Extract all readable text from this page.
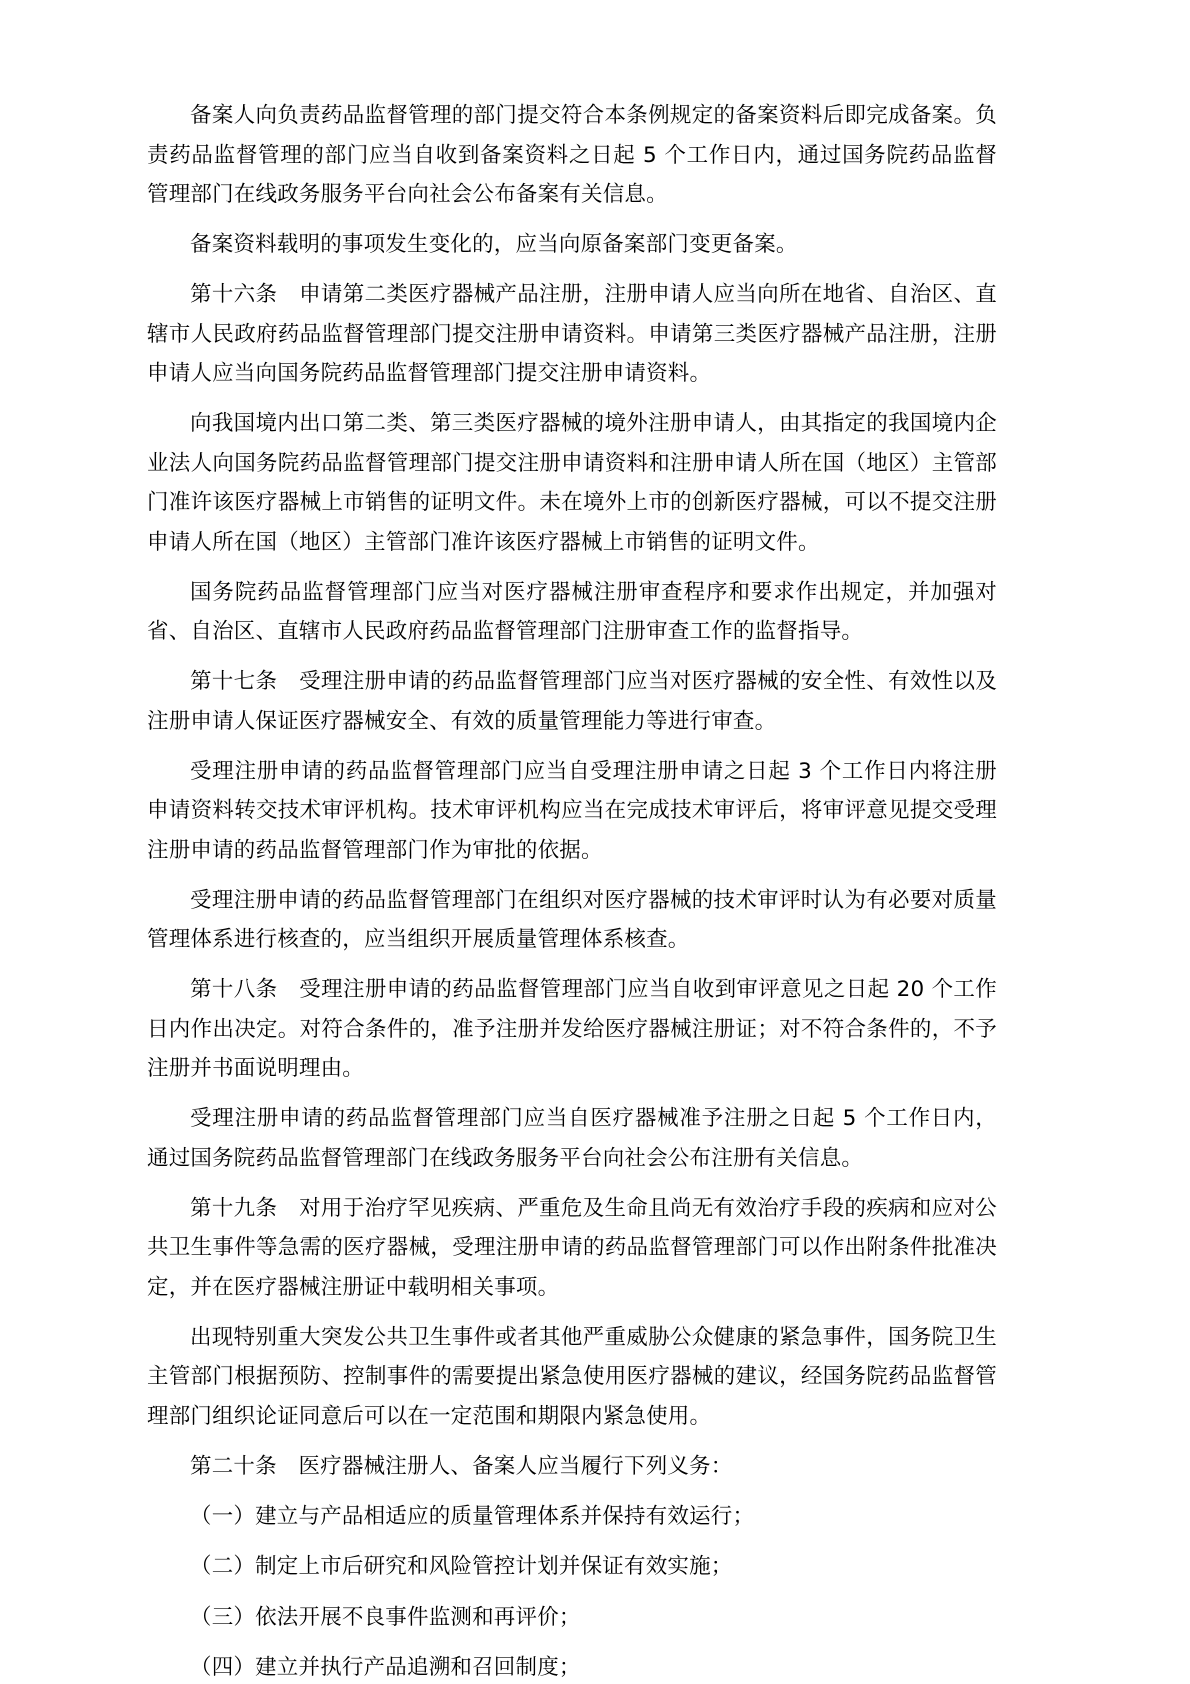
备案人向负责药品监督管理的部门提交符合本条例规定的备案资料后即完成备案。负责药品监督管理的部门应当自收到备案资料之日起 5 个工作日内，通过国务院药品监督管理部门在线政务服务平台向社会公布备案有关信息。

备案资料载明的事项发生变化的，应当向原备案部门变更备案。

第十六条　申请第二类医疗器械产品注册，注册申请人应当向所在地省、自治区、直辖市人民政府药品监督管理部门提交注册申请资料。申请第三类医疗器械产品注册，注册申请人应当向国务院药品监督管理部门提交注册申请资料。

向我国境内出口第二类、第三类医疗器械的境外注册申请人，由其指定的我国境内企业法人向国务院药品监督管理部门提交注册申请资料和注册申请人所在国（地区）主管部门准许该医疗器械上市销售的证明文件。未在境外上市的创新医疗器械，可以不提交注册申请人所在国（地区）主管部门准许该医疗器械上市销售的证明文件。

国务院药品监督管理部门应当对医疗器械注册审查程序和要求作出规定，并加强对省、自治区、直辖市人民政府药品监督管理部门注册审查工作的监督指导。

第十七条　受理注册申请的药品监督管理部门应当对医疗器械的安全性、有效性以及注册申请人保证医疗器械安全、有效的质量管理能力等进行审查。

受理注册申请的药品监督管理部门应当自受理注册申请之日起 3 个工作日内将注册申请资料转交技术审评机构。技术审评机构应当在完成技术审评后，将审评意见提交受理注册申请的药品监督管理部门作为审批的依据。

受理注册申请的药品监督管理部门在组织对医疗器械的技术审评时认为有必要对质量管理体系进行核查的，应当组织开展质量管理体系核查。

第十八条　受理注册申请的药品监督管理部门应当自收到审评意见之日起 20 个工作日内作出决定。对符合条件的，准予注册并发给医疗器械注册证；对不符合条件的，不予注册并书面说明理由。

受理注册申请的药品监督管理部门应当自医疗器械准予注册之日起 5 个工作日内，通过国务院药品监督管理部门在线政务服务平台向社会公布注册有关信息。

第十九条　对用于治疗罕见疾病、严重危及生命且尚无有效治疗手段的疾病和应对公共卫生事件等急需的医疗器械，受理注册申请的药品监督管理部门可以作出附条件批准决定，并在医疗器械注册证中载明相关事项。

出现特别重大突发公共卫生事件或者其他严重威胁公众健康的紧急事件，国务院卫生主管部门根据预防、控制事件的需要提出紧急使用医疗器械的建议，经国务院药品监督管理部门组织论证同意后可以在一定范围和期限内紧急使用。

第二十条　医疗器械注册人、备案人应当履行下列义务：

（一）建立与产品相适应的质量管理体系并保持有效运行；

（二）制定上市后研究和风险管控计划并保证有效实施；

（三）依法开展不良事件监测和再评价；

（四）建立并执行产品追溯和召回制度；
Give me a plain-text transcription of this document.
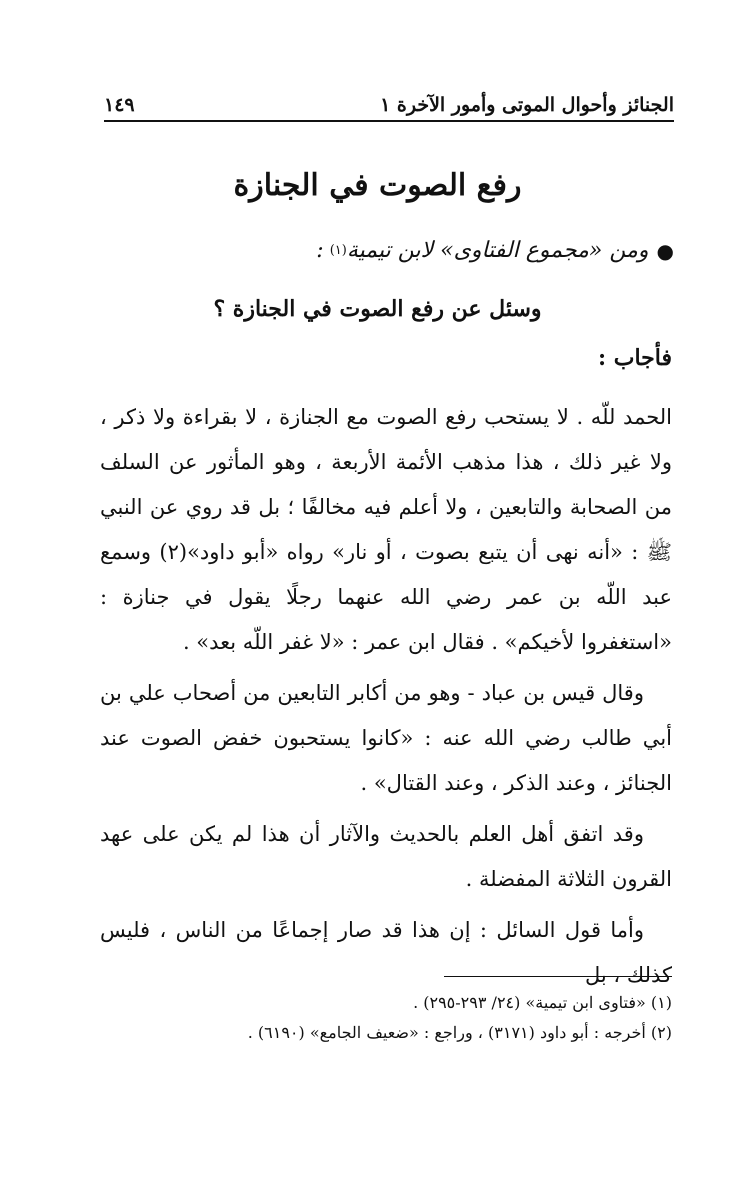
الجنائز وأحوال الموتى وأمور الآخرة ١
١٤٩
رفع الصوت في الجنازة
●
ومن «مجموع الفتاوى» لابن تيمية
(١)
:
وسئل عن رفع الصوت في الجنازة ؟
فأجاب :

الحمد للّه . لا يستحب رفع الصوت مع الجنازة ، لا بقراءة ولا ذكر ، ولا غير ذلك ، هذا مذهب الأئمة الأربعة ، وهو المأثور عن السلف من الصحابة والتابعين ، ولا أعلم فيه مخالفًا ؛ بل قد روي عن النبي ﷺ : «أنه نهى أن يتبع بصوت ، أو نار» رواه «أبو داود»(٢) وسمع عبد اللّه بن عمر رضي الله عنهما رجلًا يقول في جنازة : «استغفروا لأخيكم» . فقال ابن عمر : «لا غفر اللّه بعد» .

وقال قيس بن عباد - وهو من أكابر التابعين من أصحاب علي بن أبي طالب رضي الله عنه : «كانوا يستحبون خفض الصوت عند الجنائز ، وعند الذكر ، وعند القتال» .

وقد اتفق أهل العلم بالحديث والآثار أن هذا لم يكن على عهد القرون الثلاثة المفضلة .

وأما قول السائل : إن هذا قد صار إجماعًا من الناس ، فليس كذلك ، بل

(١) «فتاوى ابن تيمية» (٢٤/ ٢٩٣-٢٩٥) .

(٢) أخرجه : أبو داود (٣١٧١) ، وراجع : «ضعيف الجامع» (٦١٩٠) .
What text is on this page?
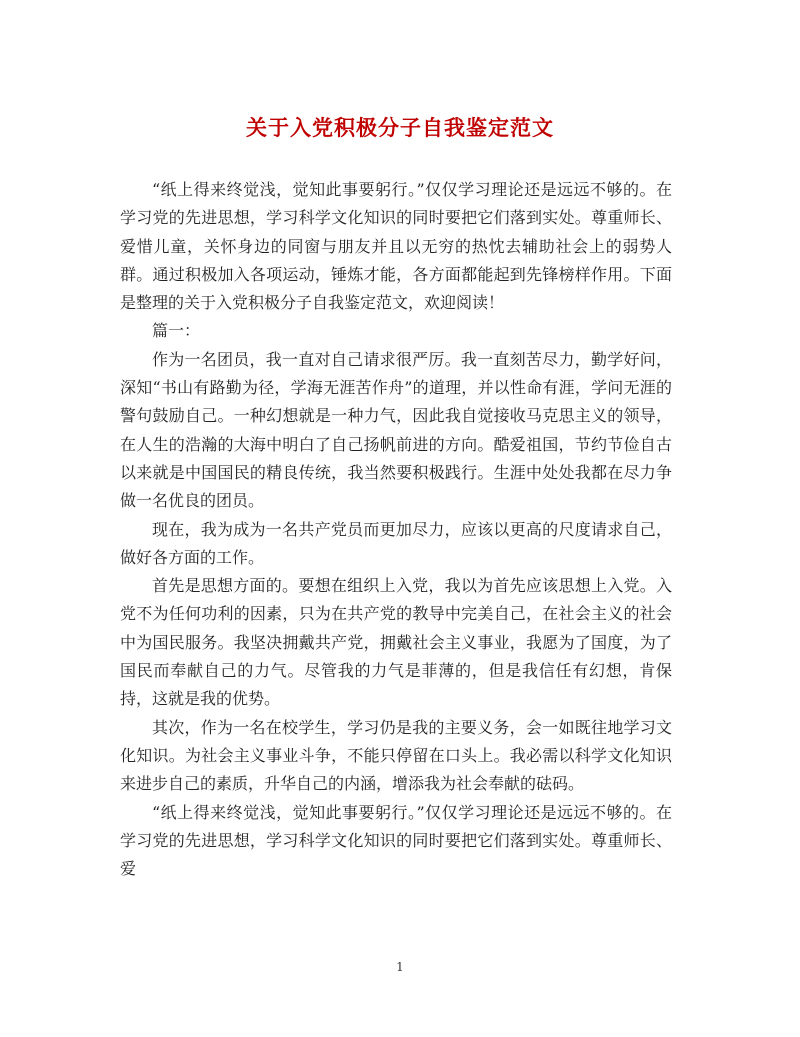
关于入党积极分子自我鉴定范文

“纸上得来终觉浅，觉知此事要躬行。”仅仅学习理论还是远远不够的。在学习党的先进思想，学习科学文化知识的同时要把它们落到实处。尊重师长、爱惜儿童，关怀身边的同窗与朋友并且以无穷的热忱去辅助社会上的弱势人群。通过积极加入各项运动，锤炼才能，各方面都能起到先锋榜样作用。下面是整理的关于入党积极分子自我鉴定范文，欢迎阅读！

篇一：

作为一名团员，我一直对自己请求很严厉。我一直刻苦尽力，勤学好问，深知“书山有路勤为径，学海无涯苦作舟”的道理，并以性命有涯，学问无涯的警句鼓励自己。一种幻想就是一种力气，因此我自觉接收马克思主义的领导，在人生的浩瀚的大海中明白了自己扬帆前进的方向。酷爱祖国，节约节俭自古以来就是中国国民的精良传统，我当然要积极践行。生涯中处处我都在尽力争做一名优良的团员。

现在，我为成为一名共产党员而更加尽力，应该以更高的尺度请求自己，做好各方面的工作。

首先是思想方面的。要想在组织上入党，我以为首先应该思想上入党。入党不为任何功利的因素，只为在共产党的教导中完美自己，在社会主义的社会中为国民服务。我坚决拥戴共产党，拥戴社会主义事业，我愿为了国度，为了国民而奉献自己的力气。尽管我的力气是菲薄的，但是我信任有幻想，肯保持，这就是我的优势。

其次，作为一名在校学生，学习仍是我的主要义务，会一如既往地学习文化知识。为社会主义事业斗争，不能只停留在口头上。我必需以科学文化知识来进步自己的素质，升华自己的内涵，增添我为社会奉献的砝码。

“纸上得来终觉浅，觉知此事要躬行。”仅仅学习理论还是远远不够的。在学习党的先进思想，学习科学文化知识的同时要把它们落到实处。尊重师长、爱

1
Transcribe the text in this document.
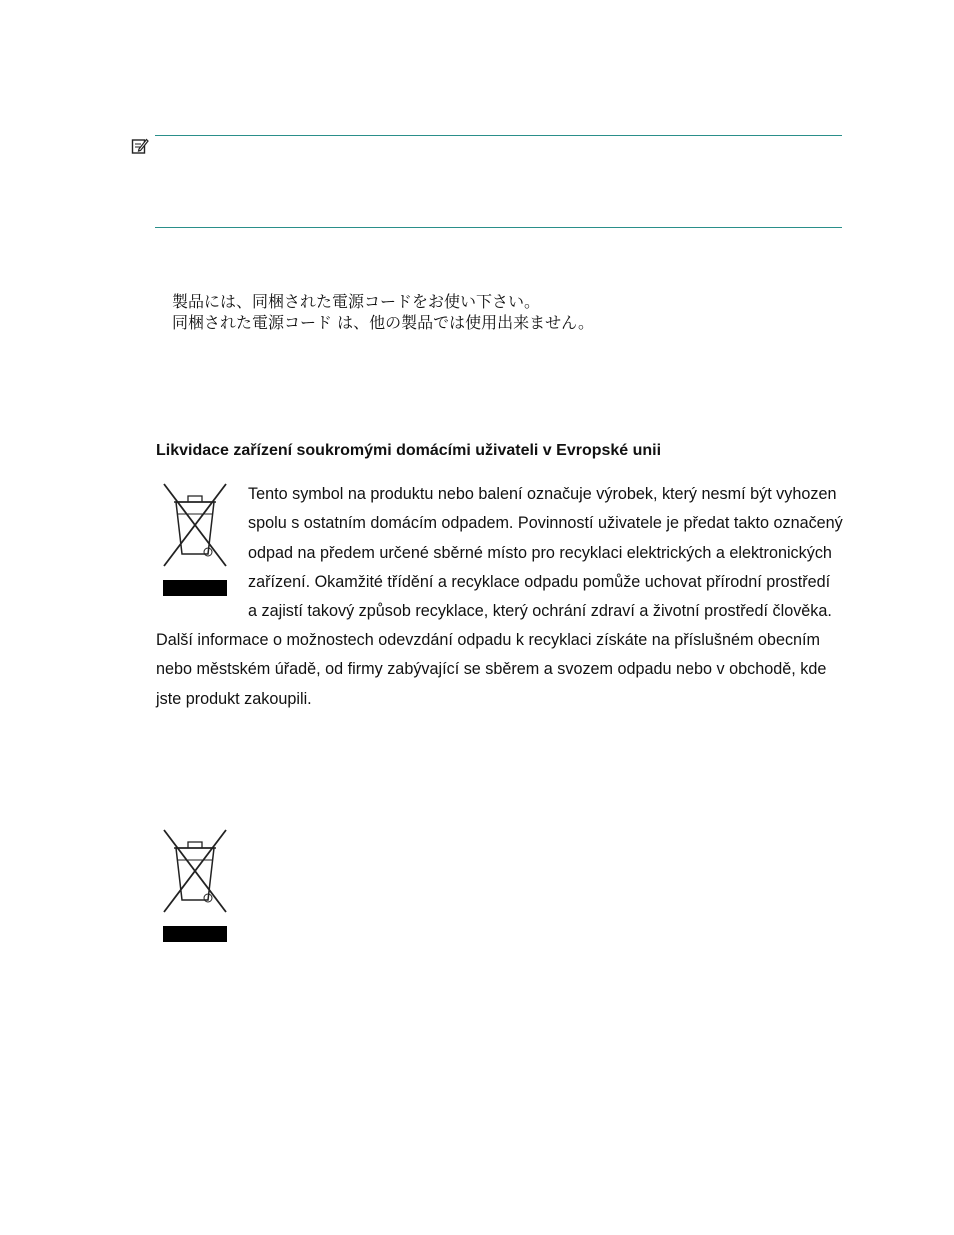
製品には、同梱された電源コードをお使い下さい。
同梱された電源コード は、他の製品では使用出来ません。
Likvidace zařízení soukromými domácími uživateli v Evropské unii
Tento symbol na produktu nebo balení označuje výrobek, který nesmí být vyhozen
spolu s ostatním domácím odpadem. Povinností uživatele je předat takto označený
odpad na předem určené sběrné místo pro recyklaci elektrických a elektronických
zařízení. Okamžité třídění a recyklace odpadu pomůže uchovat přírodní prostředí
a zajistí takový způsob recyklace, který ochrání zdraví a životní prostředí člověka.
Další informace o možnostech odevzdání odpadu k recyklaci získáte na příslušném obecním
nebo městském úřadě, od firmy zabývající se sběrem a svozem odpadu nebo v obchodě, kde
jste produkt zakoupili.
********************
(Task instructions) Find each line with the string "recyklace" and copy it out.

(Response to this exercise)
zařízení. Okamžité třídění a recyklace odpadu pomůže uchovat přírodní prostředí
a zajistí takový způsob recyklace, který ochrání zdraví a životní prostředí člověka.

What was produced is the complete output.